* _GIVEN PROBLEM_:
Reproduce the code review word for word from "Well-structured changes following" to "the wrong value.".

* _SOURCE TEXT_:

** Start **

Implementation Quality

Strengths:

Well-structured changes following existing code patterns
Comprehensive test coverage with reference implementations
Proper gradient handling for learnable parameters
Clean separation between fusion strategy and softmax type

Critical Issue Found:

Bug in transformer_engine/jax/flax/module.py:198: OFF_BY_ONE_SOFTMAX incorrectly uses softmax_offset = 1.0 instead of softmax_offset = 0.0. This will produce incorrect attention weights when logits exceed 1.0. The test reference implementation correctly uses a zero logit, but the optimized path has the wrong value.

Confidence Score: 3/5

This PR should not be merged without fixing the OFF_BY_ONE_SOFTMAX bug
The implementation is well-structured and comprehensive, but contains a critical logical error in the OFF_BY_ONE_SOFTMAX implementation that will cause incorrect attention computation. The bug is in module.py:198 where softmax_offset = 1.0 should be softmax_offset = 0.0. This discrepancy between the test reference implementation (which correctly uses zero) and the optimized path means tests may pass while the production code produces wrong results in certain cases.

** End **

Dataset excerpt:
** Start **

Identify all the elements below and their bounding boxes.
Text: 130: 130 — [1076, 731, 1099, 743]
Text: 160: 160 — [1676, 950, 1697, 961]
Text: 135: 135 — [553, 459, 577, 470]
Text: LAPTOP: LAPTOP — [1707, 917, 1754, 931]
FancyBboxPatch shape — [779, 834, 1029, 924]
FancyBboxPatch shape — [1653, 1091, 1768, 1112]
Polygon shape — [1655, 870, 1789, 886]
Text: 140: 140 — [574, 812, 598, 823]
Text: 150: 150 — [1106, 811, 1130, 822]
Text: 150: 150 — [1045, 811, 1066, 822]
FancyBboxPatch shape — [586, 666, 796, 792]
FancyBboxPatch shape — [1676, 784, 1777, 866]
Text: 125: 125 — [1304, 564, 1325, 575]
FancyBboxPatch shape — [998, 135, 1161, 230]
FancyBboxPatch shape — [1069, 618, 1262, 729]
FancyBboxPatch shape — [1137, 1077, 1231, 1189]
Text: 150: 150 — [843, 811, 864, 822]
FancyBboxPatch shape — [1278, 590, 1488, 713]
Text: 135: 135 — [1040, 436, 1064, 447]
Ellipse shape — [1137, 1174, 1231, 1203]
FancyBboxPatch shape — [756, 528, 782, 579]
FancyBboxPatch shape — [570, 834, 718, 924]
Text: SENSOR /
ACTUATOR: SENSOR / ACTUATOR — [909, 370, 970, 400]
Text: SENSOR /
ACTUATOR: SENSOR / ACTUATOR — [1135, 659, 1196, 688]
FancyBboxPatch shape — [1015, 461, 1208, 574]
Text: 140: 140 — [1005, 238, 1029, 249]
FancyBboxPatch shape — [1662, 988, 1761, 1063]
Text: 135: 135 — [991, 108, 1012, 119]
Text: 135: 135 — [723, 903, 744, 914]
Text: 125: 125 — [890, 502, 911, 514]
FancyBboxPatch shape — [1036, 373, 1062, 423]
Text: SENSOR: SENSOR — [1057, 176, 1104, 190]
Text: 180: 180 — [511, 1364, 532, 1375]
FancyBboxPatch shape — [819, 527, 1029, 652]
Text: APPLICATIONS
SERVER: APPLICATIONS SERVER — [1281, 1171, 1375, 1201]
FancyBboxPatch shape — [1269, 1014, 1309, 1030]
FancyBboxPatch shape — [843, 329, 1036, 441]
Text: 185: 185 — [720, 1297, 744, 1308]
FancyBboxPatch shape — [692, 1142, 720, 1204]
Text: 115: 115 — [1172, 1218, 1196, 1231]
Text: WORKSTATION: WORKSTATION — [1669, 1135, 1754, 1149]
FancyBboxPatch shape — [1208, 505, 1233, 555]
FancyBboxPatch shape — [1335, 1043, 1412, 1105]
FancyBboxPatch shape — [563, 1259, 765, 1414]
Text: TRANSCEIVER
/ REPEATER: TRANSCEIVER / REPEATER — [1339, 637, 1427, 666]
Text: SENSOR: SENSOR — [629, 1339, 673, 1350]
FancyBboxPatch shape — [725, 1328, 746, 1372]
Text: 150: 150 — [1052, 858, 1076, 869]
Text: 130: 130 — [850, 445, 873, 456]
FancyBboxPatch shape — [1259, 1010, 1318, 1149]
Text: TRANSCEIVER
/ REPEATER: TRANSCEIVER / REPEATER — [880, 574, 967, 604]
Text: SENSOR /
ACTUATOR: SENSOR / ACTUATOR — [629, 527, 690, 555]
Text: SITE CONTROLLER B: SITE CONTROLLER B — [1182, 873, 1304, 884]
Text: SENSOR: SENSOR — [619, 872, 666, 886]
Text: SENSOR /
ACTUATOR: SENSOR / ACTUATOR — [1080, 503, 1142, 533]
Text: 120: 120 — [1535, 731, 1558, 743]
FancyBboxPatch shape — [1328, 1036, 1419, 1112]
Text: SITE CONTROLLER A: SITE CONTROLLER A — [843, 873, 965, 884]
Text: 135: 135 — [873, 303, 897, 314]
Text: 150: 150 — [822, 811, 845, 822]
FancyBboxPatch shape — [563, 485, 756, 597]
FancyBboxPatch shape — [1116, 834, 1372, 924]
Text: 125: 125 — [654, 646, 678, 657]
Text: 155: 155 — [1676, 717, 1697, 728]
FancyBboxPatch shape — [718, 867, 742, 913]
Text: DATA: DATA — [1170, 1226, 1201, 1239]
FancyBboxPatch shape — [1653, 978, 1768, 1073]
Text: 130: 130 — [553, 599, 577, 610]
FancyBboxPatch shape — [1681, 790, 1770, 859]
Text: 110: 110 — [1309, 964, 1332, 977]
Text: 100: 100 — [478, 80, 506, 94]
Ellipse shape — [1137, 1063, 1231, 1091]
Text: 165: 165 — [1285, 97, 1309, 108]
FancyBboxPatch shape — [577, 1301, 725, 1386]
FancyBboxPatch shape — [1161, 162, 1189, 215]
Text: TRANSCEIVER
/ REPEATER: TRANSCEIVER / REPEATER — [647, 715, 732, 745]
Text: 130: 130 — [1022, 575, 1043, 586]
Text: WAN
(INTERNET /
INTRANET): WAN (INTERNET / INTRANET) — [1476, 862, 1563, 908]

** End **

* _RESULT_:
Well-structured changes following existing code patterns
Comprehensive test coverage with reference implementations
Proper gradient handling for learnable parameters
Clean separation between fusion strategy and softmax type

Critical Issue Found:

Bug in transformer_engine/jax/flax/module.py:198: OFF_BY_ONE_SOFTMAX incorrectly uses softmax_offset = 1.0 instead of softmax_offset = 0.0. This will produce incorrect attention weights when logits exceed 1.0. The test reference implementation correctly uses a zero logit, but the optimized path has the wrong value.